Figure record listings

※ ※ ※

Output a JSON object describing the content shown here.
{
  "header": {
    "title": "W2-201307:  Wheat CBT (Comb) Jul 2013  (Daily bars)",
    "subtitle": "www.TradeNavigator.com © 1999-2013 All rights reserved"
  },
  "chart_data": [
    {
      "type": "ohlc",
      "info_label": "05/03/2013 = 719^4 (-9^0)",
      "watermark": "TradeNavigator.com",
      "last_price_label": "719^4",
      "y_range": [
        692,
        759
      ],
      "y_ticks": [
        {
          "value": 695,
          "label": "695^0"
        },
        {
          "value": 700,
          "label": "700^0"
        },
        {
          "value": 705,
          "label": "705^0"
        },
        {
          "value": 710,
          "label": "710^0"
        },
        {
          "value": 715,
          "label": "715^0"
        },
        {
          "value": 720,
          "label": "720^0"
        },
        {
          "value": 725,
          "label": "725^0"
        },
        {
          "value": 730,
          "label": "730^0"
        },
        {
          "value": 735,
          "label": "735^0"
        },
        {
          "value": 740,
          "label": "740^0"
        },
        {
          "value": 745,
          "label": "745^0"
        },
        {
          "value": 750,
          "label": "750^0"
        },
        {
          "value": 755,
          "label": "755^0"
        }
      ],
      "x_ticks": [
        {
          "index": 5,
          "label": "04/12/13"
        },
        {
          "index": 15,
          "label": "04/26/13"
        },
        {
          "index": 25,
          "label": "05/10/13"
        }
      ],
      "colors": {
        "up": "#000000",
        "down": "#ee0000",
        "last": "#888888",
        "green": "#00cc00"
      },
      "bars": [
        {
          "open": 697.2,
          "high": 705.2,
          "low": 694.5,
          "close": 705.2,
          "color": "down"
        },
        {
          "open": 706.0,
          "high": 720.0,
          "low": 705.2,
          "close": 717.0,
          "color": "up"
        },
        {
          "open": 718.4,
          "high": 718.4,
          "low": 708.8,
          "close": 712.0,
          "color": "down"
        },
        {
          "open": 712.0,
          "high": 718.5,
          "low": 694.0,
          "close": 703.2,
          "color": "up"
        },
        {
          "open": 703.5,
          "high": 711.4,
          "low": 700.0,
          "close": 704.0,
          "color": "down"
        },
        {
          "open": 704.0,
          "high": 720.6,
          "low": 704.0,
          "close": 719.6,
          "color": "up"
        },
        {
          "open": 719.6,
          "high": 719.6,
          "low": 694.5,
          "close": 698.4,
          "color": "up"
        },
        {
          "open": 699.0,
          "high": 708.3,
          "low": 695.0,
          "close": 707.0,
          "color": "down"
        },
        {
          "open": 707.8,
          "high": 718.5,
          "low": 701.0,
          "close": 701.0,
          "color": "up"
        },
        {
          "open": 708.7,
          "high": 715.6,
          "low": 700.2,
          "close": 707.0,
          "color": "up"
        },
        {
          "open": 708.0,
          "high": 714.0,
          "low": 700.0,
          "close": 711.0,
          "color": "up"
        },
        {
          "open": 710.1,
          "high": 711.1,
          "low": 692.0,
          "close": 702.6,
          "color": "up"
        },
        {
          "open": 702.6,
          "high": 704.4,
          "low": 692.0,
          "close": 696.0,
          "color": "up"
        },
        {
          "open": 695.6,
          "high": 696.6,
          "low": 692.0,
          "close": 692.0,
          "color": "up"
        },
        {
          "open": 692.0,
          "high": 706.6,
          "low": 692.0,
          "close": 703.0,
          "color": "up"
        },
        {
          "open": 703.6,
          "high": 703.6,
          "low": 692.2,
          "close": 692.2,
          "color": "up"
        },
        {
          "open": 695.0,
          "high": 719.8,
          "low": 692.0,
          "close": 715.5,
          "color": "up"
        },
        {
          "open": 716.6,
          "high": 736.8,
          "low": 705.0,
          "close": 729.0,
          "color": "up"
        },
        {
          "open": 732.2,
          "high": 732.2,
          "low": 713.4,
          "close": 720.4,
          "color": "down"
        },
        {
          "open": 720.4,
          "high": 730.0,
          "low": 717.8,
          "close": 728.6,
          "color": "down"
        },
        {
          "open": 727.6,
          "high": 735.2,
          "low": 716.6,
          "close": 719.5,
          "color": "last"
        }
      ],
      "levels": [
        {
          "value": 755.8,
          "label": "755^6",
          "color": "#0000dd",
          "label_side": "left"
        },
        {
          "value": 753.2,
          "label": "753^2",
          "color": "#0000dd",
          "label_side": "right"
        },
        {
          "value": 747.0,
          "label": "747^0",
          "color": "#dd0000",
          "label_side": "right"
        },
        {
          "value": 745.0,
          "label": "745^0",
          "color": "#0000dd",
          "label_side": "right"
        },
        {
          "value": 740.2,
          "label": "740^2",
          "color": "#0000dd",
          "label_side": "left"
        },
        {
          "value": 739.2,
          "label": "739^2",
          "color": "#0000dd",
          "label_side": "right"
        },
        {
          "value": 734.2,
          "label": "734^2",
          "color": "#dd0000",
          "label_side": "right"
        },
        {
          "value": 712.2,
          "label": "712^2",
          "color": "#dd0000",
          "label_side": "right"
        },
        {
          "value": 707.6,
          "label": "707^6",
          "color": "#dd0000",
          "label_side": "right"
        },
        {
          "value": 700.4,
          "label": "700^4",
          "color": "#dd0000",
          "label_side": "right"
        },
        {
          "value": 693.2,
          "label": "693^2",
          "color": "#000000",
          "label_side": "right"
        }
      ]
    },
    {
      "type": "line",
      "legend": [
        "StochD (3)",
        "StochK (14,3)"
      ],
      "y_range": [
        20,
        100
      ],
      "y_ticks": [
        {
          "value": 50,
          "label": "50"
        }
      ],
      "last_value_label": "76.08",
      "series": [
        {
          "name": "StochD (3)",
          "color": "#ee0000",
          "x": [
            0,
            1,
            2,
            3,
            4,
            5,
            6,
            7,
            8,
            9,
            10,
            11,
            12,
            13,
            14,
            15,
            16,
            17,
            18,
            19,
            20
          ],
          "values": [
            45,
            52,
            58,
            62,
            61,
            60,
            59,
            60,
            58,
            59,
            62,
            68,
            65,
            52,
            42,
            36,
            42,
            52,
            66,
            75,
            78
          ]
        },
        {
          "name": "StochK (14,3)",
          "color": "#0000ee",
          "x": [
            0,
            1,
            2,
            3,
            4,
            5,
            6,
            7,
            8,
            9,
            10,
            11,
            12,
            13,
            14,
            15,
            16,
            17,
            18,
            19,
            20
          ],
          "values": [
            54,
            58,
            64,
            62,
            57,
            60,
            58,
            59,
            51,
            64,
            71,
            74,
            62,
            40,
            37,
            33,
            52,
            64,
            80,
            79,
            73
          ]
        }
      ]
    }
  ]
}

※ ※ ※

# EXERCISE TASK
Would you reproduce the material above in full, exactly as given?

# FINISHED ANSWER
Output a JSON object describing the content shown here.
{
  "header": {
    "title": "W2-201307:  Wheat CBT (Comb) Jul 2013  (Daily bars)",
    "subtitle": "www.TradeNavigator.com © 1999-2013 All rights reserved"
  },
  "chart_data": [
    {
      "type": "ohlc",
      "info_label": "05/03/2013 = 719^4 (-9^0)",
      "watermark": "TradeNavigator.com",
      "last_price_label": "719^4",
      "y_range": [
        692,
        759
      ],
      "y_ticks": [
        {
          "value": 695,
          "label": "695^0"
        },
        {
          "value": 700,
          "label": "700^0"
        },
        {
          "value": 705,
          "label": "705^0"
        },
        {
          "value": 710,
          "label": "710^0"
        },
        {
          "value": 715,
          "label": "715^0"
        },
        {
          "value": 720,
          "label": "720^0"
        },
        {
          "value": 725,
          "label": "725^0"
        },
        {
          "value": 730,
          "label": "730^0"
        },
        {
          "value": 735,
          "label": "735^0"
        },
        {
          "value": 740,
          "label": "740^0"
        },
        {
          "value": 745,
          "label": "745^0"
        },
        {
          "value": 750,
          "label": "750^0"
        },
        {
          "value": 755,
          "label": "755^0"
        }
      ],
      "x_ticks": [
        {
          "index": 5,
          "label": "04/12/13"
        },
        {
          "index": 15,
          "label": "04/26/13"
        },
        {
          "index": 25,
          "label": "05/10/13"
        }
      ],
      "colors": {
        "up": "#000000",
        "down": "#ee0000",
        "last": "#888888",
        "green": "#00cc00"
      },
      "bars": [
        {
          "open": 697.2,
          "high": 705.2,
          "low": 694.5,
          "close": 705.2,
          "color": "down"
        },
        {
          "open": 706.0,
          "high": 720.0,
          "low": 705.2,
          "close": 717.0,
          "color": "up"
        },
        {
          "open": 718.4,
          "high": 718.4,
          "low": 708.8,
          "close": 712.0,
          "color": "down"
        },
        {
          "open": 712.0,
          "high": 718.5,
          "low": 694.0,
          "close": 703.2,
          "color": "up"
        },
        {
          "open": 703.5,
          "high": 711.4,
          "low": 700.0,
          "close": 704.0,
          "color": "down"
        },
        {
          "open": 704.0,
          "high": 720.6,
          "low": 704.0,
          "close": 719.6,
          "color": "up"
        },
        {
          "open": 719.6,
          "high": 719.6,
          "low": 694.5,
          "close": 698.4,
          "color": "up"
        },
        {
          "open": 699.0,
          "high": 708.3,
          "low": 695.0,
          "close": 707.0,
          "color": "down"
        },
        {
          "open": 707.8,
          "high": 718.5,
          "low": 701.0,
          "close": 701.0,
          "color": "up"
        },
        {
          "open": 708.7,
          "high": 715.6,
          "low": 700.2,
          "close": 707.0,
          "color": "up"
        },
        {
          "open": 708.0,
          "high": 714.0,
          "low": 700.0,
          "close": 711.0,
          "color": "up"
        },
        {
          "open": 710.1,
          "high": 711.1,
          "low": 692.0,
          "close": 702.6,
          "color": "up"
        },
        {
          "open": 702.6,
          "high": 704.4,
          "low": 692.0,
          "close": 696.0,
          "color": "up"
        },
        {
          "open": 695.6,
          "high": 696.6,
          "low": 692.0,
          "close": 692.0,
          "color": "up"
        },
        {
          "open": 692.0,
          "high": 706.6,
          "low": 692.0,
          "close": 703.0,
          "color": "up"
        },
        {
          "open": 703.6,
          "high": 703.6,
          "low": 692.2,
          "close": 692.2,
          "color": "up"
        },
        {
          "open": 695.0,
          "high": 719.8,
          "low": 692.0,
          "close": 715.5,
          "color": "up"
        },
        {
          "open": 716.6,
          "high": 736.8,
          "low": 705.0,
          "close": 729.0,
          "color": "up"
        },
        {
          "open": 732.2,
          "high": 732.2,
          "low": 713.4,
          "close": 720.4,
          "color": "down"
        },
        {
          "open": 720.4,
          "high": 730.0,
          "low": 717.8,
          "close": 728.6,
          "color": "down"
        },
        {
          "open": 727.6,
          "high": 735.2,
          "low": 716.6,
          "close": 719.5,
          "color": "last"
        }
      ],
      "levels": [
        {
          "value": 755.8,
          "label": "755^6",
          "color": "#0000dd",
          "label_side": "left"
        },
        {
          "value": 753.2,
          "label": "753^2",
          "color": "#0000dd",
          "label_side": "right"
        },
        {
          "value": 747.0,
          "label": "747^0",
          "color": "#dd0000",
          "label_side": "right"
        },
        {
          "value": 745.0,
          "label": "745^0",
          "color": "#0000dd",
          "label_side": "right"
        },
        {
          "value": 740.2,
          "label": "740^2",
          "color": "#0000dd",
          "label_side": "left"
        },
        {
          "value": 739.2,
          "label": "739^2",
          "color": "#0000dd",
          "label_side": "right"
        },
        {
          "value": 734.2,
          "label": "734^2",
          "color": "#dd0000",
          "label_side": "right"
        },
        {
          "value": 712.2,
          "label": "712^2",
          "color": "#dd0000",
          "label_side": "right"
        },
        {
          "value": 707.6,
          "label": "707^6",
          "color": "#dd0000",
          "label_side": "right"
        },
        {
          "value": 700.4,
          "label": "700^4",
          "color": "#dd0000",
          "label_side": "right"
        },
        {
          "value": 693.2,
          "label": "693^2",
          "color": "#000000",
          "label_side": "right"
        }
      ]
    },
    {
      "type": "line",
      "legend": [
        "StochD (3)",
        "StochK (14,3)"
      ],
      "y_range": [
        20,
        100
      ],
      "y_ticks": [
        {
          "value": 50,
          "label": "50"
        }
      ],
      "last_value_label": "76.08",
      "series": [
        {
          "name": "StochD (3)",
          "color": "#ee0000",
          "x": [
            0,
            1,
            2,
            3,
            4,
            5,
            6,
            7,
            8,
            9,
            10,
            11,
            12,
            13,
            14,
            15,
            16,
            17,
            18,
            19,
            20
          ],
          "values": [
            45,
            52,
            58,
            62,
            61,
            60,
            59,
            60,
            58,
            59,
            62,
            68,
            65,
            52,
            42,
            36,
            42,
            52,
            66,
            75,
            78
          ]
        },
        {
          "name": "StochK (14,3)",
          "color": "#0000ee",
          "x": [
            0,
            1,
            2,
            3,
            4,
            5,
            6,
            7,
            8,
            9,
            10,
            11,
            12,
            13,
            14,
            15,
            16,
            17,
            18,
            19,
            20
          ],
          "values": [
            54,
            58,
            64,
            62,
            57,
            60,
            58,
            59,
            51,
            64,
            71,
            74,
            62,
            40,
            37,
            33,
            52,
            64,
            80,
            79,
            73
          ]
        }
      ]
    }
  ]
}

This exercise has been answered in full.